**Stated goal:**
Copy out word for word the lines of the data from the line that contains "area-chart-icon[interactable] (69, 120, 99, 150)" through the line that contains "menu-item-label: New column", including both of those lines.

**Supplied entries:**
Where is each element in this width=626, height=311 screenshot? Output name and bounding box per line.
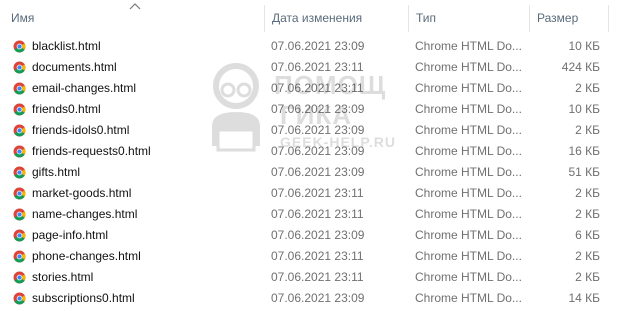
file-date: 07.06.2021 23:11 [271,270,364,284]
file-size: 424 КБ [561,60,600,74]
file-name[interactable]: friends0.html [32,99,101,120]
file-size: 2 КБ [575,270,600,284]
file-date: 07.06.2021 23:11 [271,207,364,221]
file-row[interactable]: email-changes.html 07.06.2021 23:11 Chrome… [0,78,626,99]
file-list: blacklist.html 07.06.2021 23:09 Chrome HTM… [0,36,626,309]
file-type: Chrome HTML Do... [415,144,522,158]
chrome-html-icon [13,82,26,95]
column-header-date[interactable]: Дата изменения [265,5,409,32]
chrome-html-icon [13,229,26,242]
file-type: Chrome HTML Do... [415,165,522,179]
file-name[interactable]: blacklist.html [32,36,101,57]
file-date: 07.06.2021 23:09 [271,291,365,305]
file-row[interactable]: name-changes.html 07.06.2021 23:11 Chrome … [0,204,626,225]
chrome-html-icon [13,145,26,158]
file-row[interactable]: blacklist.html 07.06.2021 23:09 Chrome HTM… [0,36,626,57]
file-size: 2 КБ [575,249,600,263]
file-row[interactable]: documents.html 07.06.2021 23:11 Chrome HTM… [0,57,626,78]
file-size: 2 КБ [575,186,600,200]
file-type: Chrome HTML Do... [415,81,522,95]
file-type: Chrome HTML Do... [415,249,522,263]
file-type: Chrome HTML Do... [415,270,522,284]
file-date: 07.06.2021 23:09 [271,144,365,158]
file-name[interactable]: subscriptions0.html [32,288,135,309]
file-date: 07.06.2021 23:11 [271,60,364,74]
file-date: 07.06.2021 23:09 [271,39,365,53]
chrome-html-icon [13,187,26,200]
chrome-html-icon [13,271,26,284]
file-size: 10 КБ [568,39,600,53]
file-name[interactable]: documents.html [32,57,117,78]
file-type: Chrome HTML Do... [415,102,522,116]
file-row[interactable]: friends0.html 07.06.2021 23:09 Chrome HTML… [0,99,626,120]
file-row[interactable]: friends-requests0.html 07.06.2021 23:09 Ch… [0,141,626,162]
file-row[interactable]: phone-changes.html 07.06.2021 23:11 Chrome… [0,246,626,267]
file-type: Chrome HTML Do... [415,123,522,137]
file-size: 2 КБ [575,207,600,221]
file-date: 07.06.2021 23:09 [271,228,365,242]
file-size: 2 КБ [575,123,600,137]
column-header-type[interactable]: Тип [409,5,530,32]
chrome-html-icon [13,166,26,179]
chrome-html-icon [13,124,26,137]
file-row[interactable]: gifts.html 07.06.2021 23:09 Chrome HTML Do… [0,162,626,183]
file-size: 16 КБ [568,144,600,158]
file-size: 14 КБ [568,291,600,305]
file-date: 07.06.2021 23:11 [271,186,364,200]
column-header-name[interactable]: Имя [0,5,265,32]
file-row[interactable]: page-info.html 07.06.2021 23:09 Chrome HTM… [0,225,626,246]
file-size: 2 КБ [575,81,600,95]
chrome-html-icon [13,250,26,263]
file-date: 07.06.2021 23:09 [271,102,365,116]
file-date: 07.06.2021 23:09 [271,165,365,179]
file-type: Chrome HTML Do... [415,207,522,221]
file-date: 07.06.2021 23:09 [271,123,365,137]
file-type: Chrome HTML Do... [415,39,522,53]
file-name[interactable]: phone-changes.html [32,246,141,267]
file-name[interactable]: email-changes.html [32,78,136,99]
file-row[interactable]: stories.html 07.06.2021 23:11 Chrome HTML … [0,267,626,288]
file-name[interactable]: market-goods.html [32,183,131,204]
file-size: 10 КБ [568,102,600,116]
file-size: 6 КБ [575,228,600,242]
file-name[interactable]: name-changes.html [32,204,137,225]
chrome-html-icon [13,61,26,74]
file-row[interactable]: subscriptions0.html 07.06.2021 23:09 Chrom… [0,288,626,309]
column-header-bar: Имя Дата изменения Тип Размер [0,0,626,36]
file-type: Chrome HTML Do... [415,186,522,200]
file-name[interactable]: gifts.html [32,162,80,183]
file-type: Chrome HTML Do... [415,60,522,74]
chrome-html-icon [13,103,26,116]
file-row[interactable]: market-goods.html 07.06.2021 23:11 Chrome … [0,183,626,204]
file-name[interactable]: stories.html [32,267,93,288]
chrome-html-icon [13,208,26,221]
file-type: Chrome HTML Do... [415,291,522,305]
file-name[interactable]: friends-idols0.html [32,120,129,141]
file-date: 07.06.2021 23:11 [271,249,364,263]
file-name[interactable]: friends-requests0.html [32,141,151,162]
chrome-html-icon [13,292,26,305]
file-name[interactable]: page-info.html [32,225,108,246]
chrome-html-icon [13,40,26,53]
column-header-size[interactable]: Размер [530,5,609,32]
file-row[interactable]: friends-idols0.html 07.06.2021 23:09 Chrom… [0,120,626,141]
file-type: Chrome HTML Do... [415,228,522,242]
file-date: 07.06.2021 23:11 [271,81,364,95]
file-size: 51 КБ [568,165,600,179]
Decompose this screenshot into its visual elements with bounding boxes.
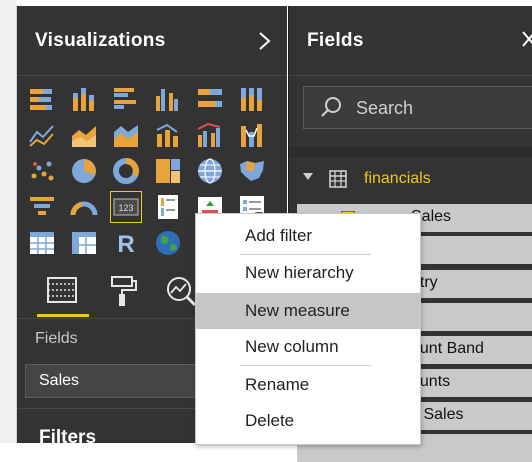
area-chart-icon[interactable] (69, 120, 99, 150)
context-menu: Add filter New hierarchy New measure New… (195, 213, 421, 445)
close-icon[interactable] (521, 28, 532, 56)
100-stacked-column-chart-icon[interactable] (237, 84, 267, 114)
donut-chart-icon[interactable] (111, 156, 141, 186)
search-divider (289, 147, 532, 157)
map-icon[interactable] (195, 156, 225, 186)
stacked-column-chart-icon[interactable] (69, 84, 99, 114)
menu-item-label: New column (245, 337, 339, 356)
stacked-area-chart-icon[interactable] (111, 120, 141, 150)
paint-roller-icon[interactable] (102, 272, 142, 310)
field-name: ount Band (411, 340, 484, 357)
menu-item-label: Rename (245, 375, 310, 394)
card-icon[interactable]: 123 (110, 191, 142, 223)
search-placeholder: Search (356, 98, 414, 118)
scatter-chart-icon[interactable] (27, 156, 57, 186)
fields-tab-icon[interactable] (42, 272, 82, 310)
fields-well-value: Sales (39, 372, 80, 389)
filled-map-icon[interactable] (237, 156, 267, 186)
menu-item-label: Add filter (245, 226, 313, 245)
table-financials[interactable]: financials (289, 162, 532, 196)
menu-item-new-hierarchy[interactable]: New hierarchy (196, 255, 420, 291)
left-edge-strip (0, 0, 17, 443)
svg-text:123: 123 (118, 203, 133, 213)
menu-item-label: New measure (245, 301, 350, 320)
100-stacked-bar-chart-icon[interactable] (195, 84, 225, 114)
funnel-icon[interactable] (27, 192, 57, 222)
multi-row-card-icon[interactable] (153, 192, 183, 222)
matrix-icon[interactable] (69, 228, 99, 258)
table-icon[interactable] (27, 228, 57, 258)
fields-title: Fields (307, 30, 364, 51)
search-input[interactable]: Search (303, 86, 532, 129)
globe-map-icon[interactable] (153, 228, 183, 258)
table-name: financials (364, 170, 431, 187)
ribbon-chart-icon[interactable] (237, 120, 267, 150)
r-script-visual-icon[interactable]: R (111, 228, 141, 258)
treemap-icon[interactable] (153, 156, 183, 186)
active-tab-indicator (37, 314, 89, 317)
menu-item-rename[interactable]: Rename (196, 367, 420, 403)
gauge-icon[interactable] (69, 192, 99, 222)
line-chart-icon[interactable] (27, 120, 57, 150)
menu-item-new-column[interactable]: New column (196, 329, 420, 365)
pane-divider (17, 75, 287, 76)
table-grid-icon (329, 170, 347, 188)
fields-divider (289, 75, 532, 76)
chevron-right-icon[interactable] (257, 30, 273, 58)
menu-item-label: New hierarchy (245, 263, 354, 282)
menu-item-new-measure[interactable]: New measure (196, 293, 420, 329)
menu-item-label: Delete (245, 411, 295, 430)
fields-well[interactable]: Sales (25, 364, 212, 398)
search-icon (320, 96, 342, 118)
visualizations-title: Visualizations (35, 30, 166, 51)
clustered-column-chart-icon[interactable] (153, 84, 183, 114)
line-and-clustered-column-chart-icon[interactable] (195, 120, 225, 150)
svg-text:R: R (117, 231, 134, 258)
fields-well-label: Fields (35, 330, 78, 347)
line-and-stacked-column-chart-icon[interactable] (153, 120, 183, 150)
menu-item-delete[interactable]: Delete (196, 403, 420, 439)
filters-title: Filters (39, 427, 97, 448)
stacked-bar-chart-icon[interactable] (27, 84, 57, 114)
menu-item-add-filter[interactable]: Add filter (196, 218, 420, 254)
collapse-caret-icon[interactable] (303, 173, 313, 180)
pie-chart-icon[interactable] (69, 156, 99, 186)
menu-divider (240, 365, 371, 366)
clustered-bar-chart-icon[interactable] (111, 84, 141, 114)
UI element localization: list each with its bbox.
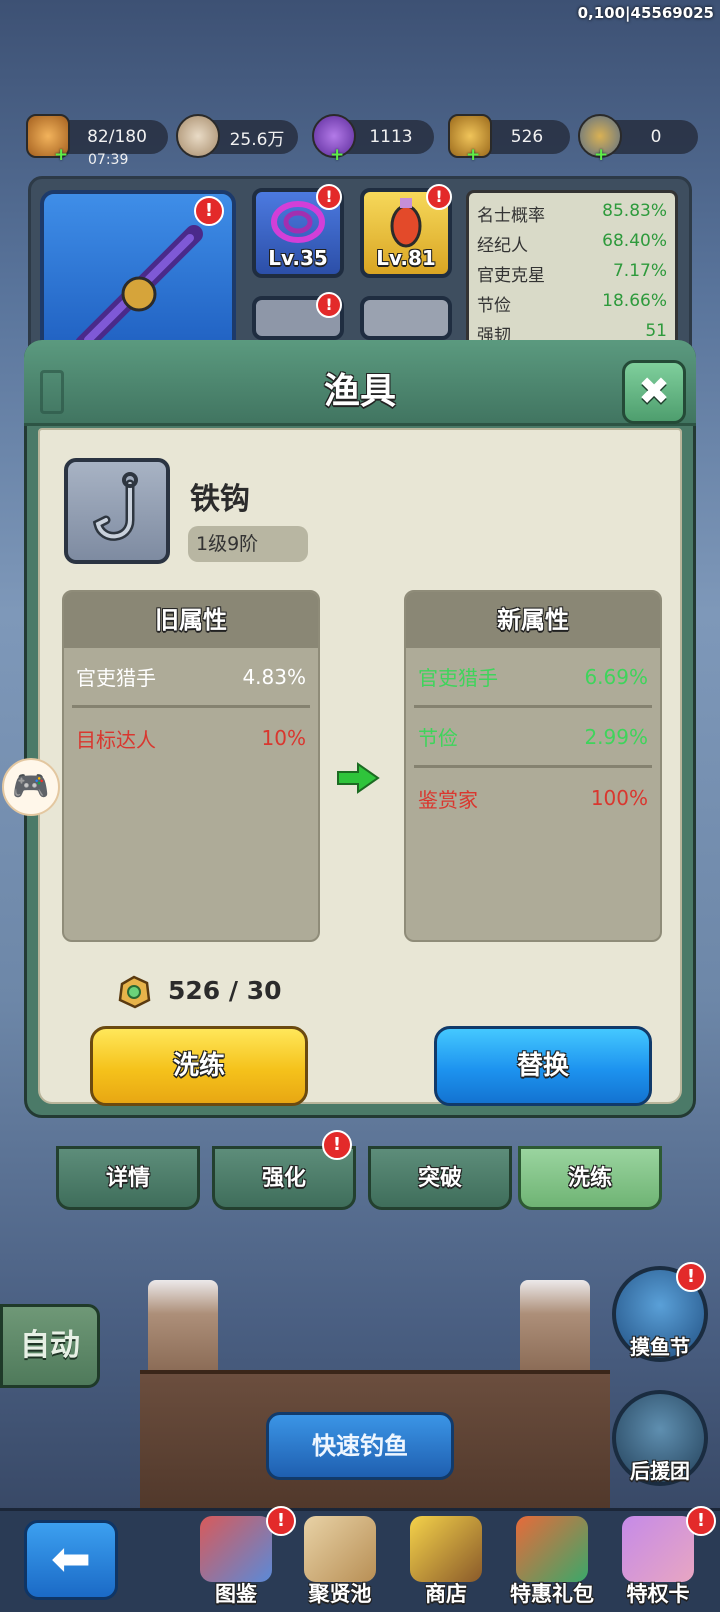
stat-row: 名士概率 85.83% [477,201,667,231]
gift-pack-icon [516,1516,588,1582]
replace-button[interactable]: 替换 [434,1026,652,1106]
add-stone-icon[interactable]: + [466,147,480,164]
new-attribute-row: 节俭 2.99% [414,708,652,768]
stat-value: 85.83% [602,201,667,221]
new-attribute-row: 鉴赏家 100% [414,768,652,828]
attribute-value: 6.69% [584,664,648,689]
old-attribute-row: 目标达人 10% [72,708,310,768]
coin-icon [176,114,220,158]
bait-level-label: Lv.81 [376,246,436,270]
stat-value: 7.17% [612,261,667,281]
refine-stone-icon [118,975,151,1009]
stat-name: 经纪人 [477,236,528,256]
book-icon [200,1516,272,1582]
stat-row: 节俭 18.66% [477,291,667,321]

**Response for this exercise:**
area-chart-icon[interactable] (69, 120, 99, 150)
context-menu: Add filter New hierarchy New measure New… (195, 213, 421, 445)
close-icon[interactable] (521, 28, 532, 56)
100-stacked-column-chart-icon[interactable] (237, 84, 267, 114)
donut-chart-icon[interactable] (111, 156, 141, 186)
search-divider (289, 147, 532, 157)
map-icon[interactable] (195, 156, 225, 186)
stacked-column-chart-icon[interactable] (69, 84, 99, 114)
menu-item-label: New column (245, 337, 339, 356)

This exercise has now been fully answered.